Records
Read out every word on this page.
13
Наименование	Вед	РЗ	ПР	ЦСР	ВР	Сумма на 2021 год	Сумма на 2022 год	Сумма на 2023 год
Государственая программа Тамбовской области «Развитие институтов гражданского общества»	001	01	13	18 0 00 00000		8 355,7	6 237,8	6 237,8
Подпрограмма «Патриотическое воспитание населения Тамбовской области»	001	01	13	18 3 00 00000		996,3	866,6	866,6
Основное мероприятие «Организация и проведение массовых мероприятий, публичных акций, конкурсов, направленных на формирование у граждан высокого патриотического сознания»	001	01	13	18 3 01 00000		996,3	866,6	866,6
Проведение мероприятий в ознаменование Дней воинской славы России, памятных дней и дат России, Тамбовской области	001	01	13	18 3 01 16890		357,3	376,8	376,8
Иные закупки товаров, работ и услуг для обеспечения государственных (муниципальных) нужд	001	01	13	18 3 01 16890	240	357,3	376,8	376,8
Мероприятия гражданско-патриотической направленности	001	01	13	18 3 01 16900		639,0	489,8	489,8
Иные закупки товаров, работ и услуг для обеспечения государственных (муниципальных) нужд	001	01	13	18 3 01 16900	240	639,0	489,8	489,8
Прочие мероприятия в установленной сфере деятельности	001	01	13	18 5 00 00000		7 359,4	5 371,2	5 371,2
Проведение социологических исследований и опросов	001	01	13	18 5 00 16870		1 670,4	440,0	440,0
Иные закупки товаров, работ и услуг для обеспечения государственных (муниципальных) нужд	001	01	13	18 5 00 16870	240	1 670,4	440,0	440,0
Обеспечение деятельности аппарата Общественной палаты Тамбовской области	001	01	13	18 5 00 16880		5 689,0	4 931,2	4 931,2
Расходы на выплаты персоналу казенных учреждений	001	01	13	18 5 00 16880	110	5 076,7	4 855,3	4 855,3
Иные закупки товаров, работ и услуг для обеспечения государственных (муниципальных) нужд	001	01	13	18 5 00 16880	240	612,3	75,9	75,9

---

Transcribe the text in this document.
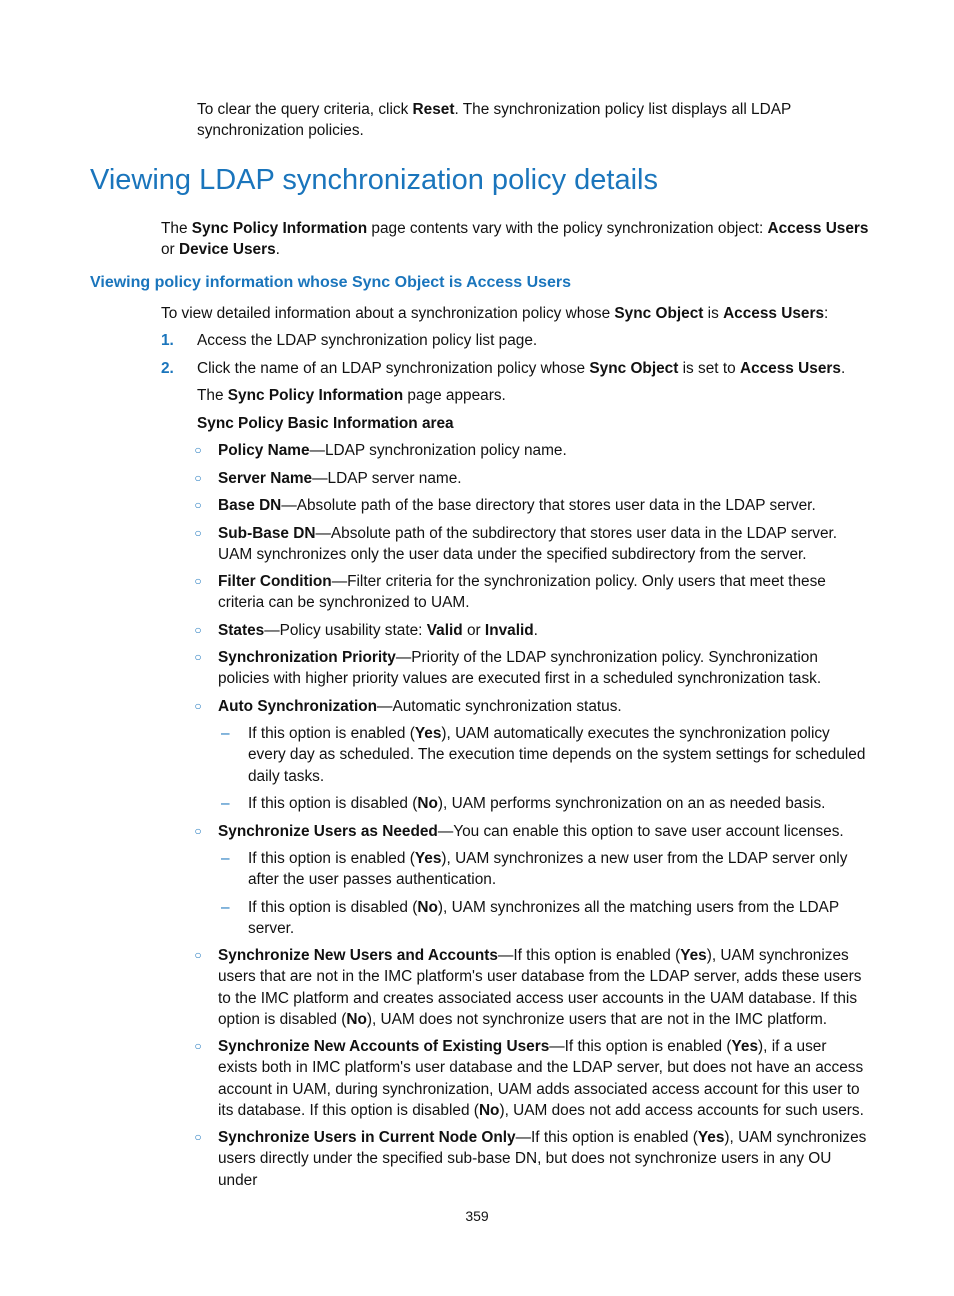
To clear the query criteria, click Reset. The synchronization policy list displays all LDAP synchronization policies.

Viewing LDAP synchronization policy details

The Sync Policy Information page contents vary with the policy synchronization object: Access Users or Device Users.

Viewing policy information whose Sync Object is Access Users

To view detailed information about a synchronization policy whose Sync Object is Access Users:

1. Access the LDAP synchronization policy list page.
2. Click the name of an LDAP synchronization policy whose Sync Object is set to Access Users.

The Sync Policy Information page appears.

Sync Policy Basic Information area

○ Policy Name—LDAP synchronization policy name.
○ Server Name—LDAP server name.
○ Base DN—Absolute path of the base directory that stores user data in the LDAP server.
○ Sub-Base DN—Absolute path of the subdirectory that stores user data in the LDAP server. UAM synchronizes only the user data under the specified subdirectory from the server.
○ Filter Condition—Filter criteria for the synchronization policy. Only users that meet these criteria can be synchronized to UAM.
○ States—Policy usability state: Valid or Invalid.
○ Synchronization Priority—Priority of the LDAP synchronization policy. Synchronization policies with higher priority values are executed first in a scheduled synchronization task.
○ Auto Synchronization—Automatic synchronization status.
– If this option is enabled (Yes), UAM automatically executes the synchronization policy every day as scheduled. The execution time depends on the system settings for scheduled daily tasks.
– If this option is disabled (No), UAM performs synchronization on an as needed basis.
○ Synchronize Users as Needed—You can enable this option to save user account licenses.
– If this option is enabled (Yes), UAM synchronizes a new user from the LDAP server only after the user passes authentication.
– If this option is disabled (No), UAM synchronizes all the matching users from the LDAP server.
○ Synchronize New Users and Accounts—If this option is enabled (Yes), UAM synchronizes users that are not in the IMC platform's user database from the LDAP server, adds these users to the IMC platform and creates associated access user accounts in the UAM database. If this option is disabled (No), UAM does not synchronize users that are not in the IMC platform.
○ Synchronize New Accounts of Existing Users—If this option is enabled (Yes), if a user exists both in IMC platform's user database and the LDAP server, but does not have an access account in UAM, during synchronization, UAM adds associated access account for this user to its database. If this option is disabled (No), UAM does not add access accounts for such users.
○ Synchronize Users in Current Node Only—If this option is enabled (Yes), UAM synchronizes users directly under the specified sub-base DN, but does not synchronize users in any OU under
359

## Task goal
Count every line of the records that holds the string "Иные". Write only the total.

## Completed exercise
4